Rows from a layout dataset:
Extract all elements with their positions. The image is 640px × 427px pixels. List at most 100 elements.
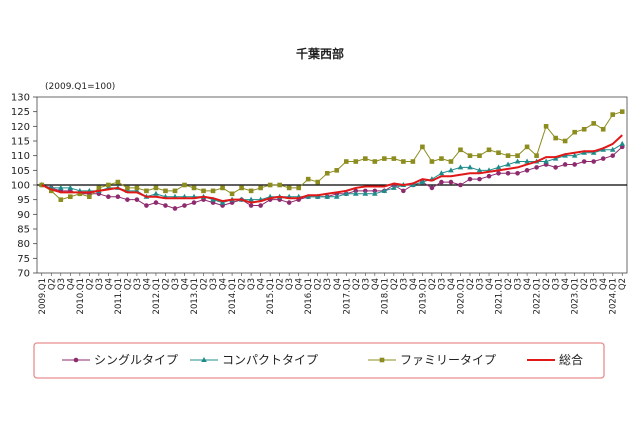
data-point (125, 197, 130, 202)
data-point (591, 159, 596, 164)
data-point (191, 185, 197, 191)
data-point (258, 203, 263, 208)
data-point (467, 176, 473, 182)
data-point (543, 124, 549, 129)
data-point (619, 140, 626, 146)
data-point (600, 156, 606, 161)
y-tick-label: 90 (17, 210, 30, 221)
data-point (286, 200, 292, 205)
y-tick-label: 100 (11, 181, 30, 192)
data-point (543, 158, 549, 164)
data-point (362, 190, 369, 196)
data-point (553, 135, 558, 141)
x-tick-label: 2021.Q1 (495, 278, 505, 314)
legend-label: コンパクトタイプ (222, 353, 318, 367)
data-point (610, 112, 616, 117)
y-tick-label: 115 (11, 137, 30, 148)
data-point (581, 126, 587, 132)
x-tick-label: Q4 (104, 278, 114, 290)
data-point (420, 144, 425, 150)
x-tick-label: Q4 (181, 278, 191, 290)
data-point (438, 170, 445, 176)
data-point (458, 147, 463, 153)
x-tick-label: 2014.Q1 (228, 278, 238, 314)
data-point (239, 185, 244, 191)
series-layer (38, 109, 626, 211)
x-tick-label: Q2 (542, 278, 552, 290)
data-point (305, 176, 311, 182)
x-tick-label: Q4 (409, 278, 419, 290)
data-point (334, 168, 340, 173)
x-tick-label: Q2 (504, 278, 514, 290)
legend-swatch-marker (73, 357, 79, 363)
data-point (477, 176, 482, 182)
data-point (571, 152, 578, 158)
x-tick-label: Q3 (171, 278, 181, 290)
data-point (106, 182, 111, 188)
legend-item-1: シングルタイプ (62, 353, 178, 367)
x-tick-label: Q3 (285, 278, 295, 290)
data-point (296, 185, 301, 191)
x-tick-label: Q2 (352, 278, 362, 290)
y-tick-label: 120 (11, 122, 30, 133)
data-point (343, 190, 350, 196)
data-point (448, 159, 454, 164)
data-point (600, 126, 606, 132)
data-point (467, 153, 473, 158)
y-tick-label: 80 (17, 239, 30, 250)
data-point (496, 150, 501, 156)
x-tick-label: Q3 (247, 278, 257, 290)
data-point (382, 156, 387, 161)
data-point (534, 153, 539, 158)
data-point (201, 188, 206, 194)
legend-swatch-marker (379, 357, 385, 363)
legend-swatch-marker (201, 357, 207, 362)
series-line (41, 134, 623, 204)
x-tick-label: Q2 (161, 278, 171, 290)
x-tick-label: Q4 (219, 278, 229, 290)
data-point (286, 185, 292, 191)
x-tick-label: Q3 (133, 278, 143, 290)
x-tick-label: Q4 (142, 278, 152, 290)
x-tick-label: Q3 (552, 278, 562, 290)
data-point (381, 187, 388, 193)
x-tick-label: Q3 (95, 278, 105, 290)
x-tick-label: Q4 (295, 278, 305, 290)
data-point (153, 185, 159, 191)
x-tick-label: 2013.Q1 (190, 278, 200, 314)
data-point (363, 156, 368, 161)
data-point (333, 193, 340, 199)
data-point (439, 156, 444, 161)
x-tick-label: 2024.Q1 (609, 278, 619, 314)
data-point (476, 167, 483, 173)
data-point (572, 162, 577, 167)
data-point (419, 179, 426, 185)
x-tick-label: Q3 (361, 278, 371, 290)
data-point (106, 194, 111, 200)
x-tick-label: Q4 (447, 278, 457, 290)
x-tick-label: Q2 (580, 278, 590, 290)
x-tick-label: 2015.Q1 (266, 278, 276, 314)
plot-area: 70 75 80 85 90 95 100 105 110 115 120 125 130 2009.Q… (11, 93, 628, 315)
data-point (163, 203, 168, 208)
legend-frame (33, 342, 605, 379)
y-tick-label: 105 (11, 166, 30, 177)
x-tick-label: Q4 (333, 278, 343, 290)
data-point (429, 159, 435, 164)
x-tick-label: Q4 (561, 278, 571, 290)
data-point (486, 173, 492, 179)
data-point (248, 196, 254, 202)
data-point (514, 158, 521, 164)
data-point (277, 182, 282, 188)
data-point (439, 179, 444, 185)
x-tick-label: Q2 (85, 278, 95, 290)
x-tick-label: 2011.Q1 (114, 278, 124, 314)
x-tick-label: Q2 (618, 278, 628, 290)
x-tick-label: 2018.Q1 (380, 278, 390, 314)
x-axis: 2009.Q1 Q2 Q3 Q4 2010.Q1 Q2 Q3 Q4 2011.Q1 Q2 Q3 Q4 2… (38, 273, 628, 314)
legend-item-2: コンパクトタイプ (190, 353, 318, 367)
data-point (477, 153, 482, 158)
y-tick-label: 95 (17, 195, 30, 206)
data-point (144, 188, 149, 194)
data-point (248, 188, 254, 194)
...
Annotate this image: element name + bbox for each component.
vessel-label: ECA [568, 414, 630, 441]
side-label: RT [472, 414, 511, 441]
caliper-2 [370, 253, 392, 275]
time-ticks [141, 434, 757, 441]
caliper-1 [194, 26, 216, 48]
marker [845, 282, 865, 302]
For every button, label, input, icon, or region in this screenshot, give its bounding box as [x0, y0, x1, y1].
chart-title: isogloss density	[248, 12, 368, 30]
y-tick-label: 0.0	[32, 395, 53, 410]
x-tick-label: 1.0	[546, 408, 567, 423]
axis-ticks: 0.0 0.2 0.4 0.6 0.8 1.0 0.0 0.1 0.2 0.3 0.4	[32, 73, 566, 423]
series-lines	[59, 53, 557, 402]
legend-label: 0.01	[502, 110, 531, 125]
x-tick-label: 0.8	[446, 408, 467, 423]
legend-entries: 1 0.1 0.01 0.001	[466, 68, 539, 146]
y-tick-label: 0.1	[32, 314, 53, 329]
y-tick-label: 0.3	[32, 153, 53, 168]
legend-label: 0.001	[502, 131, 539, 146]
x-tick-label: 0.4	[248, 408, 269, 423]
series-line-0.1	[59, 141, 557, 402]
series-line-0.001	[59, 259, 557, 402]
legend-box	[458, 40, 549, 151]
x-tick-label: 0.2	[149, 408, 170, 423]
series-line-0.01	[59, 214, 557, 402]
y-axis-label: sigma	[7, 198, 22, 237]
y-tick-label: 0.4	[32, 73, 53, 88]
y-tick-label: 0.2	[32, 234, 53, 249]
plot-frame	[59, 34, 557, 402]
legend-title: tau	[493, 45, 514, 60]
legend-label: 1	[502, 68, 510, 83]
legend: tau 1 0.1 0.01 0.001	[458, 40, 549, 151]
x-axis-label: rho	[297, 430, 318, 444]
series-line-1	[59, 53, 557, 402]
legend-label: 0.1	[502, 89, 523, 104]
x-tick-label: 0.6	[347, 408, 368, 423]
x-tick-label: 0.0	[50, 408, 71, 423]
* * *
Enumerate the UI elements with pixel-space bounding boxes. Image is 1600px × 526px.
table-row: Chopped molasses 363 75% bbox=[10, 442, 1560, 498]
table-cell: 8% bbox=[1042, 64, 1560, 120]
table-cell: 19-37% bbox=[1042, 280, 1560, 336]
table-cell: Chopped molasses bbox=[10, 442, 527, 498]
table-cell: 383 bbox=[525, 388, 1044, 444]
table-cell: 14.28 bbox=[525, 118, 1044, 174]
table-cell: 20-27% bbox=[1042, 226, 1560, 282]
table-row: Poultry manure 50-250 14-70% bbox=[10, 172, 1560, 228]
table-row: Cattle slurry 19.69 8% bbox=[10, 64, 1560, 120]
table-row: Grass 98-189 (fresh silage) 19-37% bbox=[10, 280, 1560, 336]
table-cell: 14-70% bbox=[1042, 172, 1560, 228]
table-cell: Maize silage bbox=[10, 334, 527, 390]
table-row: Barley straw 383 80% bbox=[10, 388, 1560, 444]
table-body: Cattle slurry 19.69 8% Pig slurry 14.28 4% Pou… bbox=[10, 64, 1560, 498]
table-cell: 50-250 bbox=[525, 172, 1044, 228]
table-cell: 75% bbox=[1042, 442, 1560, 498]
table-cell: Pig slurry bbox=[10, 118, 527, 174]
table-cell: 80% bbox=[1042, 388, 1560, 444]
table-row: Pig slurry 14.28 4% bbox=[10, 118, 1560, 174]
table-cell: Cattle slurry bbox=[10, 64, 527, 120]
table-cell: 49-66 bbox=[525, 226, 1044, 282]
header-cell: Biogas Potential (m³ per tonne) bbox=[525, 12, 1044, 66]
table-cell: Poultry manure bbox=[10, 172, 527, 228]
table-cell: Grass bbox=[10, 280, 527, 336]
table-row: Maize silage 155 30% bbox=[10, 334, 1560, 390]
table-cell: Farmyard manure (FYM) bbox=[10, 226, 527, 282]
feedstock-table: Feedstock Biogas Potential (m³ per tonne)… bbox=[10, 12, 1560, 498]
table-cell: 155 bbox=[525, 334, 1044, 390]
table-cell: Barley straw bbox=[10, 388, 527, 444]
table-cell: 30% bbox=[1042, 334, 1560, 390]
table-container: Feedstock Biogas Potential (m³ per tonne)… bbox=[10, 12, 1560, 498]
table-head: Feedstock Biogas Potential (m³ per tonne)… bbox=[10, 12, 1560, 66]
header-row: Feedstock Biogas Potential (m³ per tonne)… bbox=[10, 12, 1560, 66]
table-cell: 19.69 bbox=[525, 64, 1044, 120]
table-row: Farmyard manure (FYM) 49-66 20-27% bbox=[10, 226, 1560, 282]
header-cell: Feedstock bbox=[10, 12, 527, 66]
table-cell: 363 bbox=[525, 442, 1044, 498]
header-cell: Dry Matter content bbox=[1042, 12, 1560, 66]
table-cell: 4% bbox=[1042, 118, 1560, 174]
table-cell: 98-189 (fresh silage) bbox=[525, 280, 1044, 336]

*Problem details*: Please list each line of the items above that contains the string "swatch".

*Reply to the task*:
legend-swatch-marker (73, 357, 79, 363)
legend-swatch-marker (379, 357, 385, 363)
legend-swatch-marker (201, 357, 207, 362)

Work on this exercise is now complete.